Set problem -> In the entries below, find the lines with the word "อความน" and copy them.
___ Data section
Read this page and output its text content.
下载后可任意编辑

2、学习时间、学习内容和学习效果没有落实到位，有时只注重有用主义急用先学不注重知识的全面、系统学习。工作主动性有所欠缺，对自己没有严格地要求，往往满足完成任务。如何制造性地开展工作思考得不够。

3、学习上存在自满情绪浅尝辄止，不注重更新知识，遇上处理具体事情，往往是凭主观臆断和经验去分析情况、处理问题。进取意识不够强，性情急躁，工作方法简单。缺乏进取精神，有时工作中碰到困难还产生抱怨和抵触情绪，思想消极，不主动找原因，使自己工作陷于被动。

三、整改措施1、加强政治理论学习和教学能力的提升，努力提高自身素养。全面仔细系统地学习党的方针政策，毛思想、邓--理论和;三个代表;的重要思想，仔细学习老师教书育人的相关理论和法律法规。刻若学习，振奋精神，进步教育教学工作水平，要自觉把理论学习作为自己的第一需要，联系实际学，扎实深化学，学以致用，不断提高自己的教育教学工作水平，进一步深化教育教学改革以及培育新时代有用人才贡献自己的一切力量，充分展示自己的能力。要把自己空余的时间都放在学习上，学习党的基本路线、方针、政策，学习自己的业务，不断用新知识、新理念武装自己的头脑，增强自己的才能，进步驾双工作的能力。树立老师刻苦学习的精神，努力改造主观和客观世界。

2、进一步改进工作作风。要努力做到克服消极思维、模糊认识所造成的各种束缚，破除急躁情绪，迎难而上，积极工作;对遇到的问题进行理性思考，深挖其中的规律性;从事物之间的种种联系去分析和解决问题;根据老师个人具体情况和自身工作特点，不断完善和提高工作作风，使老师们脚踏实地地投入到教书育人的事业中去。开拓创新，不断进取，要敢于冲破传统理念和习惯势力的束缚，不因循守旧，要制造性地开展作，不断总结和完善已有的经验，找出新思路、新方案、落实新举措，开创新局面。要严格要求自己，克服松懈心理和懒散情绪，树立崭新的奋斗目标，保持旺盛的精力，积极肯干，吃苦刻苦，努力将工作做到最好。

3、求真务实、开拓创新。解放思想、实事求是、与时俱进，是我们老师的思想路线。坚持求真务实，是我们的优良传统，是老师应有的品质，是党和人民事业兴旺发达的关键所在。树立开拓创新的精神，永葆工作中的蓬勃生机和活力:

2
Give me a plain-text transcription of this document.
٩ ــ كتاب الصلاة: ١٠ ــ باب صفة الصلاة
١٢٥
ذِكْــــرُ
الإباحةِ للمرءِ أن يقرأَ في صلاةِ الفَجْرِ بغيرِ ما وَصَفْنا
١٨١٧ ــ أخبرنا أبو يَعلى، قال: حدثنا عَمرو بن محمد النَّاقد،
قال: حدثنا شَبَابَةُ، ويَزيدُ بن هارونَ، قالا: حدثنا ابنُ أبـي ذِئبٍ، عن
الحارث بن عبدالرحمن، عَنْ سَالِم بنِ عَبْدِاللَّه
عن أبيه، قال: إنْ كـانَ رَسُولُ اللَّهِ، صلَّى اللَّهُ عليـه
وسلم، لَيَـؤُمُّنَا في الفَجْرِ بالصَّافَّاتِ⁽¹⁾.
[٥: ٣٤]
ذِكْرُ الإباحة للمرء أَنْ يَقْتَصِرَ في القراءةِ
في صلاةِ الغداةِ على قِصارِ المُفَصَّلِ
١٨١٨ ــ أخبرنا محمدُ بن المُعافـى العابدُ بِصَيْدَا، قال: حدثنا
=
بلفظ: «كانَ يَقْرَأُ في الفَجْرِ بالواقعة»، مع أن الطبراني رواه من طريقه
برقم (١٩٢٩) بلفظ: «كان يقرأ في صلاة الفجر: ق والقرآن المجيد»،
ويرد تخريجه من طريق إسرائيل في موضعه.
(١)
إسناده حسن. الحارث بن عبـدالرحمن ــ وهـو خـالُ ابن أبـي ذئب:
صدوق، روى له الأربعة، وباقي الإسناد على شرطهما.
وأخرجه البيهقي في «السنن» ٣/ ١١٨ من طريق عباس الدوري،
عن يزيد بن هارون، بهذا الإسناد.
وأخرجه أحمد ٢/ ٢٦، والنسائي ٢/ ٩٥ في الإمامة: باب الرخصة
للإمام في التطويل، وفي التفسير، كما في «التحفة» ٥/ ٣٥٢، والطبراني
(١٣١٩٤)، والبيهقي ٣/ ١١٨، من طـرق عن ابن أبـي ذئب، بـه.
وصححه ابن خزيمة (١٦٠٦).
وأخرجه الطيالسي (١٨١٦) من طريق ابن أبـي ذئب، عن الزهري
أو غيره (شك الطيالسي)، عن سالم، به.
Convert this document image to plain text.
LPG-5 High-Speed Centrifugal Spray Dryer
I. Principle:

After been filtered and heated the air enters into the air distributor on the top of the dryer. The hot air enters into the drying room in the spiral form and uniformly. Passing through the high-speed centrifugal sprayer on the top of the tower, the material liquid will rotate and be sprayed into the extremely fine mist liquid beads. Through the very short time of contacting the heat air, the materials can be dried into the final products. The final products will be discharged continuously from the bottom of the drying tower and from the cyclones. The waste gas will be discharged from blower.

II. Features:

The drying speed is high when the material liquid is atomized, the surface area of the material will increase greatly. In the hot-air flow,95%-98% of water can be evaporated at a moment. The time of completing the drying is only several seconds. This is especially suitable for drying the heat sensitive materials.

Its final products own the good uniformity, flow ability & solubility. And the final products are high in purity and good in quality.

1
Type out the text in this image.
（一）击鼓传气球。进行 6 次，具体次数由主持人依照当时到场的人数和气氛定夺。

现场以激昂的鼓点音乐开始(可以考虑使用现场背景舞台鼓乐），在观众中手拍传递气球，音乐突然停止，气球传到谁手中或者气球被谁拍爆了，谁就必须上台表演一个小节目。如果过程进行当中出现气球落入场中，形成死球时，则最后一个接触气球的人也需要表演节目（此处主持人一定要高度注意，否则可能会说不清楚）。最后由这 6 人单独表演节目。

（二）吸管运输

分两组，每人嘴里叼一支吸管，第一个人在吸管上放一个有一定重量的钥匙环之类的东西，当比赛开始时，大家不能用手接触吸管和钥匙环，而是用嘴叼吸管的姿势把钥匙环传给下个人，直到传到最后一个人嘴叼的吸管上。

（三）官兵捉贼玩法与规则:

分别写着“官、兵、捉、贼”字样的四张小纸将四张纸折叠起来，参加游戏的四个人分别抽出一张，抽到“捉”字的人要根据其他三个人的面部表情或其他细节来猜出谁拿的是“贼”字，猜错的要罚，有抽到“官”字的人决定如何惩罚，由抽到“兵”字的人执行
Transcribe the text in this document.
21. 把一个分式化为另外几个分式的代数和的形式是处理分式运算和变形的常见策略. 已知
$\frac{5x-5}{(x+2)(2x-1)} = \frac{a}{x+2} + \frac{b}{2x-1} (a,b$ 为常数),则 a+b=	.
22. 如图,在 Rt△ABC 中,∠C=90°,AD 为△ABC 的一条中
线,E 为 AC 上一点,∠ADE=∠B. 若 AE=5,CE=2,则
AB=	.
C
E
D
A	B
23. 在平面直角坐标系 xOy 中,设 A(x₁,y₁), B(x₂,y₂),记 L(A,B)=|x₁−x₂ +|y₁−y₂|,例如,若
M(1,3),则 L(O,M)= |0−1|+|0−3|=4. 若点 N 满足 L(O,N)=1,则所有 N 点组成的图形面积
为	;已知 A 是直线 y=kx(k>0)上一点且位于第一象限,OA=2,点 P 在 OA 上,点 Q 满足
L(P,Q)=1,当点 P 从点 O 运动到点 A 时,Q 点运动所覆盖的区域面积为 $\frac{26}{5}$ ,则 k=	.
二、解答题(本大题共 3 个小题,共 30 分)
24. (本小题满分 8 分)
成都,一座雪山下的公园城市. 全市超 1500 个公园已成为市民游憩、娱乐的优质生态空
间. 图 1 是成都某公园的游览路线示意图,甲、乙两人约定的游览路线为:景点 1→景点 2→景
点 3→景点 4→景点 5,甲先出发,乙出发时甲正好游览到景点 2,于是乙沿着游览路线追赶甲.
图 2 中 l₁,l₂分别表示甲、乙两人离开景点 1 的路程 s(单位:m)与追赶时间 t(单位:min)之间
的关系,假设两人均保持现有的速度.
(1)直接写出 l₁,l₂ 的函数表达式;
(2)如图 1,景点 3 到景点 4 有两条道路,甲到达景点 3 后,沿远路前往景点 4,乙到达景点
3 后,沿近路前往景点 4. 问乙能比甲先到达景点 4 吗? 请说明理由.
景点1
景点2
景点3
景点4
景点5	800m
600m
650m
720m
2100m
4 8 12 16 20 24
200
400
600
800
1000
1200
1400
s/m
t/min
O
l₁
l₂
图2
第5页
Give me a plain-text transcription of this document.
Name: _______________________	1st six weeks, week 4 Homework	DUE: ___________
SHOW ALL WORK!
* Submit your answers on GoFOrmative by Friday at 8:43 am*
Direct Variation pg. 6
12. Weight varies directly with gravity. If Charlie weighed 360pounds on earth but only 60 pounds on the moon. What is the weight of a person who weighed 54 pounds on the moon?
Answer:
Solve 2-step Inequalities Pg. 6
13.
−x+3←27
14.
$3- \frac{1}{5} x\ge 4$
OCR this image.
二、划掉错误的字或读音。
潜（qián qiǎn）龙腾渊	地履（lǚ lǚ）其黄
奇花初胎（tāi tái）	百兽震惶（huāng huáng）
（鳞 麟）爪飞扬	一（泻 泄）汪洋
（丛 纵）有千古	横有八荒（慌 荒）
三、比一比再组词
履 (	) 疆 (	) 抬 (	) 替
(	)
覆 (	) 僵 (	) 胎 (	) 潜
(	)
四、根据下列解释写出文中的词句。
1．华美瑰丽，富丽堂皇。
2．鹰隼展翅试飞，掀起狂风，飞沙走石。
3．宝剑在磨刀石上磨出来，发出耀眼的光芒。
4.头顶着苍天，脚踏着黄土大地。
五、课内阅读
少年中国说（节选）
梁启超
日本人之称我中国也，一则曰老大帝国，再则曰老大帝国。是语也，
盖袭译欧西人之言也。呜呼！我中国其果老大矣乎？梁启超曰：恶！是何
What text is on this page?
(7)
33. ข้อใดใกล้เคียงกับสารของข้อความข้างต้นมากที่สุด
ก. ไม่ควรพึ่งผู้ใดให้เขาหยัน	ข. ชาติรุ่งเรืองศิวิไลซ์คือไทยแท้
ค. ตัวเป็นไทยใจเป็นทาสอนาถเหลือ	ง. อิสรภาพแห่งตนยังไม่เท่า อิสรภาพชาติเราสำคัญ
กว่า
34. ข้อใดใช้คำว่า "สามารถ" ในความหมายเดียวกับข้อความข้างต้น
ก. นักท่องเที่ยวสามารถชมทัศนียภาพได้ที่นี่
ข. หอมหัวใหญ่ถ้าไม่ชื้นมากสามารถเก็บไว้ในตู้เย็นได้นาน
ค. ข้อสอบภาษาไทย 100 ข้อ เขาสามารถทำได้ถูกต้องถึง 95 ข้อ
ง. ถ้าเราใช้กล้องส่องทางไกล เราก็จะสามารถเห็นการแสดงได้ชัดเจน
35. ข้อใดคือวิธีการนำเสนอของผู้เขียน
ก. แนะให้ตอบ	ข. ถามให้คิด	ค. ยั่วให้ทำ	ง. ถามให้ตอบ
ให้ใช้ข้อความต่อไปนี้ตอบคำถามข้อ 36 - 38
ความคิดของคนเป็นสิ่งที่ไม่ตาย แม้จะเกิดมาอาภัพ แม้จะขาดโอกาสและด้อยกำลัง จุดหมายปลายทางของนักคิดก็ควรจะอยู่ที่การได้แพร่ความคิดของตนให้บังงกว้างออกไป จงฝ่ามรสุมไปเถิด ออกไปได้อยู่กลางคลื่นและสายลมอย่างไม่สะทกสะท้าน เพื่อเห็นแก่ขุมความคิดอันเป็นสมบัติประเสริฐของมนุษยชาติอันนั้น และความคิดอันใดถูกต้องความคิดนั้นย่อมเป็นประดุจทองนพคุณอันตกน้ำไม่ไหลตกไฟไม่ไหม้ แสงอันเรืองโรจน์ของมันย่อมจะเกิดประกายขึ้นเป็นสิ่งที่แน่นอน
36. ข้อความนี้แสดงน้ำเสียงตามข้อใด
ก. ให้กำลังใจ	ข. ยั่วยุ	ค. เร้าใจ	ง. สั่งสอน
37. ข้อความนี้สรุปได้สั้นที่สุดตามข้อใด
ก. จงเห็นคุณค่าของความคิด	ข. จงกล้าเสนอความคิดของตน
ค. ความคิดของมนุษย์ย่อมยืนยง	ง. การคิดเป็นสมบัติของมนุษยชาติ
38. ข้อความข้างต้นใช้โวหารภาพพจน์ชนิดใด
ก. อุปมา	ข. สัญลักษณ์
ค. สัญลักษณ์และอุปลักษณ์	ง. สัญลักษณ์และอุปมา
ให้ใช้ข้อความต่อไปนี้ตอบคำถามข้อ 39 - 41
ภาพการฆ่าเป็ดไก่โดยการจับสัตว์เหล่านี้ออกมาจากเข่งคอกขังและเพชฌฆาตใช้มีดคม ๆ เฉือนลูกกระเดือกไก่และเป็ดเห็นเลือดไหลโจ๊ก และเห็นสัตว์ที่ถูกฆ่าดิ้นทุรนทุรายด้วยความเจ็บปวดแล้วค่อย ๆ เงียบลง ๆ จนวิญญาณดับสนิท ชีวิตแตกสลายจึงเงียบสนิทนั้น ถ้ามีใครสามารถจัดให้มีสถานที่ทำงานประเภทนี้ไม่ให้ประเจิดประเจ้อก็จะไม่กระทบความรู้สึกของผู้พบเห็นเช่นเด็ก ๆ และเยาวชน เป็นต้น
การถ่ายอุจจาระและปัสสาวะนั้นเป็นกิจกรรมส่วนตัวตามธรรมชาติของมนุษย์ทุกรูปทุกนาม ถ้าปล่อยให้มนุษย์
______
Expected answer ->
36. ข้อความนี้แสดงน้ำเสียงตามข้อใด
37. ข้อความนี้สรุปได้สั้นที่สุดตามข้อใด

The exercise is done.